Review the listing and copy each line that holds the word "Susan".
⁂
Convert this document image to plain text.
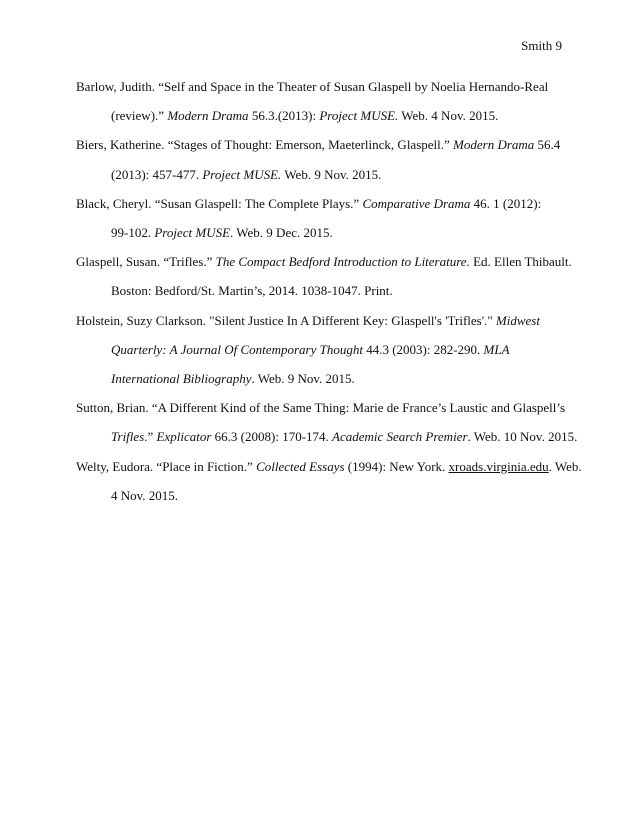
Smith 9

Barlow, Judith. “Self and Space in the Theater of Susan Glaspell by Noelia Hernando-Real
(review).” Modern Drama 56.3.(2013): Project MUSE. Web. 4 Nov. 2015.

Biers, Katherine. “Stages of Thought: Emerson, Maeterlinck, Glaspell.” Modern Drama 56.4
(2013): 457-477. Project MUSE. Web. 9 Nov. 2015.

Black, Cheryl. “Susan Glaspell: The Complete Plays.” Comparative Drama 46. 1 (2012):
99-102. Project MUSE. Web. 9 Dec. 2015.

Glaspell, Susan. “Trifles.” The Compact Bedford Introduction to Literature. Ed. Ellen Thibault.
Boston: Bedford/St. Martin’s, 2014. 1038-1047. Print.

Holstein, Suzy Clarkson. "Silent Justice In A Different Key: Glaspell's 'Trifles'." Midwest
Quarterly: A Journal Of Contemporary Thought 44.3 (2003): 282-290. MLA
International Bibliography. Web. 9 Nov. 2015.

Sutton, Brian. “A Different Kind of the Same Thing: Marie de France’s Laustic and Glaspell’s
Trifles.” Explicator 66.3 (2008): 170-174. Academic Search Premier. Web. 10 Nov. 2015.

Welty, Eudora. “Place in Fiction.” Collected Essays (1994): New York. xroads.virginia.edu. Web.
4 Nov. 2015.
⁂
• _THE ANSWER_
Barlow, Judith. “Self and Space in the Theater of Susan Glaspell by Noelia Hernando-Real
Black, Cheryl. “Susan Glaspell: The Complete Plays.” Comparative Drama 46. 1 (2012):
Glaspell, Susan. “Trifles.” The Compact Bedford Introduction to Literature. Ed. Ellen Thibault.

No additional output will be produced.